The problem: Without the images, write out the whole listing exactly.

(Saved entries)
━━━━━━━━━━━━━━━━━━━━━━━━━━━━━━

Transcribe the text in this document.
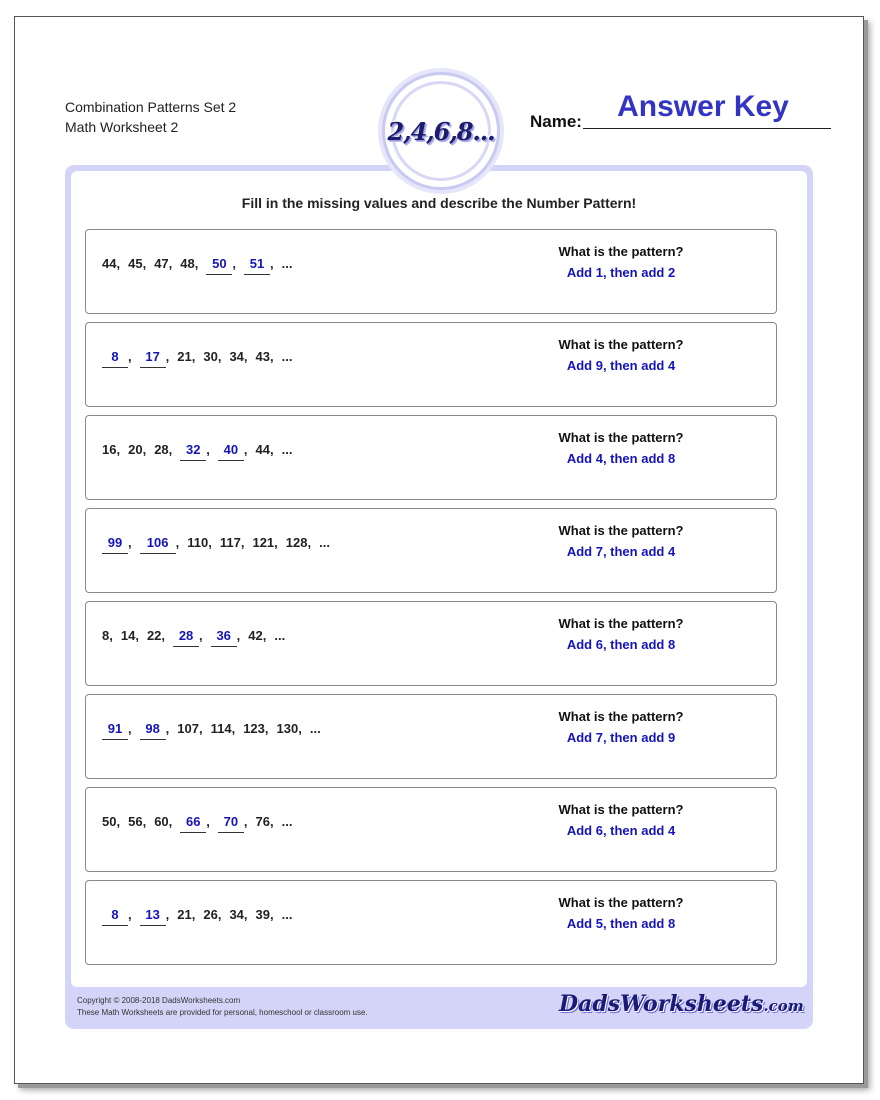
Combination Patterns Set 2
Math Worksheet 2	2,4,6,8... Name:	Answer Key
Fill in the missing values and describe the Number Pattern!
44 , 45 , 47 , 48 ,	50 ,	51 , ...
What is the pattern?
Add 1, then add 2
8 ,	17 , 21 , 30 , 34 , 43 , ...
What is the pattern?
Add 9, then add 4
16 , 20 , 28 ,	32 ,	40 , 44 , ...
What is the pattern?
Add 4, then add 8
99 ,	106 , 110 , 117 , 121 , 128 , ...
What is the pattern?
Add 7, then add 4
8 , 14 , 22 ,	28 ,	36 , 42 , ...
What is the pattern?
Add 6, then add 8
91 ,	98 , 107 , 114 , 123 , 130 , ...
What is the pattern?
Add 7, then add 9
50 , 56 , 60 ,	66 ,	70 , 76 , ...
What is the pattern?
Add 6, then add 4
8 ,	13 , 21 , 26 , 34 , 39 , ...
What is the pattern?
Add 5, then add 8
Copyright © 2008-2018 DadsWorksheets.com
These Math Worksheets are provided for personal, homeschool or classroom use.	DadsWorksheets.com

━━━━━━━━━━━━━━━━━━━━━━━━━━━━━━

Answer to the problem:
Transcribe the text in this document.
Combination Patterns Set 2
Math Worksheet 2	2,4,6,8... Name:	Answer Key
Fill in the missing values and describe the Number Pattern!
44 , 45 , 47 , 48 ,	50 ,	51 , ...
What is the pattern?
Add 1, then add 2
8 ,	17 , 21 , 30 , 34 , 43 , ...
What is the pattern?
Add 9, then add 4
16 , 20 , 28 ,	32 ,	40 , 44 , ...
What is the pattern?
Add 4, then add 8
99 ,	106 , 110 , 117 , 121 , 128 , ...
What is the pattern?
Add 7, then add 4
8 , 14 , 22 ,	28 ,	36 , 42 , ...
What is the pattern?
Add 6, then add 8
91 ,	98 , 107 , 114 , 123 , 130 , ...
What is the pattern?
Add 7, then add 9
50 , 56 , 60 ,	66 ,	70 , 76 , ...
What is the pattern?
Add 6, then add 4
8 ,	13 , 21 , 26 , 34 , 39 , ...
What is the pattern?
Add 5, then add 8
Copyright © 2008-2018 DadsWorksheets.com
These Math Worksheets are provided for personal, homeschool or classroom use.	DadsWorksheets.com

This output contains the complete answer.